* start *

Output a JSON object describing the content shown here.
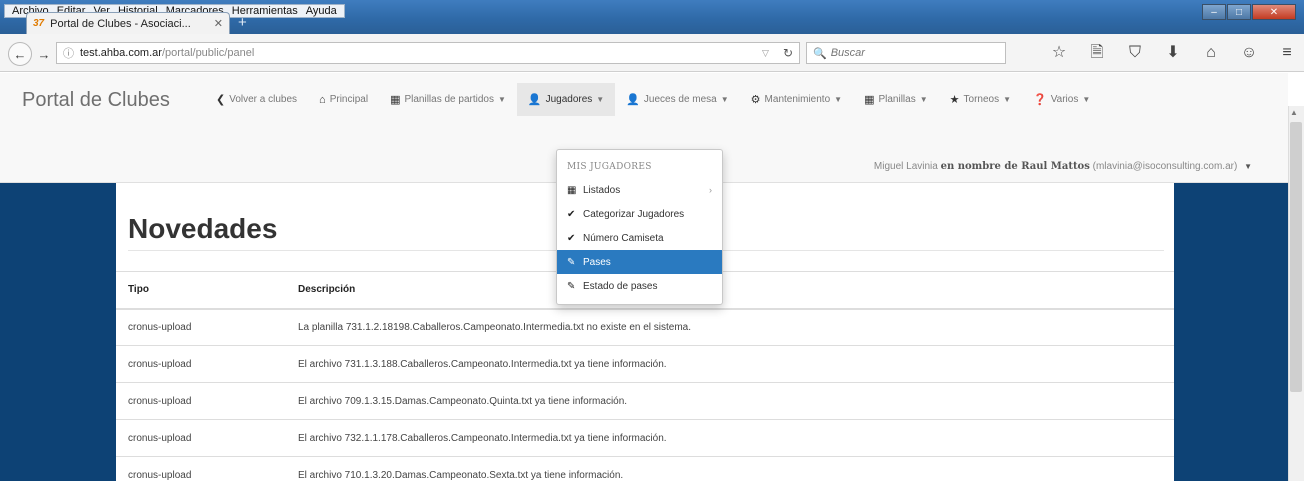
{
  "browser": {
    "menu": [
      "Archivo",
      "Editar",
      "Ver",
      "Historial",
      "Marcadores",
      "Herramientas",
      "Ayuda"
    ],
    "tab_title": "Portal de Clubes - Asociaci...",
    "tab_favicon": "37",
    "url_domain": "test.ahba.com.ar",
    "url_path": "/portal/public/panel",
    "search_placeholder": "Buscar",
    "toolbar_icons": [
      "☆",
      "🗎",
      "⛉",
      "⬇",
      "⌂",
      "☺",
      "≡"
    ]
  },
  "app": {
    "brand": "Portal de Clubes",
    "nav": [
      {
        "icon": "❮",
        "label": "Volver a clubes",
        "caret": ""
      },
      {
        "icon": "⌂",
        "label": "Principal",
        "caret": ""
      },
      {
        "icon": "▦",
        "label": "Planillas de partidos",
        "caret": "▼"
      },
      {
        "icon": "👤",
        "label": "Jugadores",
        "caret": "▼"
      },
      {
        "icon": "👤",
        "label": "Jueces de mesa",
        "caret": "▼"
      },
      {
        "icon": "⚙",
        "label": "Mantenimiento",
        "caret": "▼"
      },
      {
        "icon": "▦",
        "label": "Planillas",
        "caret": "▼"
      },
      {
        "icon": "★",
        "label": "Torneos",
        "caret": "▼"
      },
      {
        "icon": "❓",
        "label": "Varios",
        "caret": "▼"
      }
    ],
    "user_line": {
      "name": "Miguel Lavinia",
      "middle": "en nombre de Raul Mattos",
      "email": "(mlavinia@isoconsulting.com.ar)"
    }
  },
  "dropdown": {
    "header": "MIS JUGADORES",
    "items": [
      {
        "icon": "▦",
        "label": "Listados",
        "submenu": "›"
      },
      {
        "icon": "✔",
        "label": "Categorizar Jugadores",
        "submenu": ""
      },
      {
        "icon": "✔",
        "label": "Número Camiseta",
        "submenu": ""
      },
      {
        "icon": "✎",
        "label": "Pases",
        "submenu": ""
      },
      {
        "icon": "✎",
        "label": "Estado de pases",
        "submenu": ""
      }
    ]
  },
  "main": {
    "title": "Novedades",
    "columns": [
      "Tipo",
      "Descripción"
    ],
    "rows": [
      {
        "tipo": "cronus-upload",
        "desc": "La planilla 731.1.2.18198.Caballeros.Campeonato.Intermedia.txt no existe en el sistema."
      },
      {
        "tipo": "cronus-upload",
        "desc": "El archivo 731.1.3.188.Caballeros.Campeonato.Intermedia.txt ya tiene información."
      },
      {
        "tipo": "cronus-upload",
        "desc": "El archivo 709.1.3.15.Damas.Campeonato.Quinta.txt ya tiene información."
      },
      {
        "tipo": "cronus-upload",
        "desc": "El archivo 732.1.1.178.Caballeros.Campeonato.Intermedia.txt ya tiene información."
      },
      {
        "tipo": "cronus-upload",
        "desc": "El archivo 710.1.3.20.Damas.Campeonato.Sexta.txt ya tiene información."
      }
    ]
  }
}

* end *

Extract every line of the records above that contains the word "tiene".

→ Result of this task:
        "desc": "El archivo 731.1.3.188.Caballeros.Campeonato.Intermedia.txt ya tiene información."
        "desc": "El archivo 709.1.3.15.Damas.Campeonato.Quinta.txt ya tiene información."
        "desc": "El archivo 732.1.1.178.Caballeros.Campeonato.Intermedia.txt ya tiene información."
        "desc": "El archivo 710.1.3.20.Damas.Campeonato.Sexta.txt ya tiene información."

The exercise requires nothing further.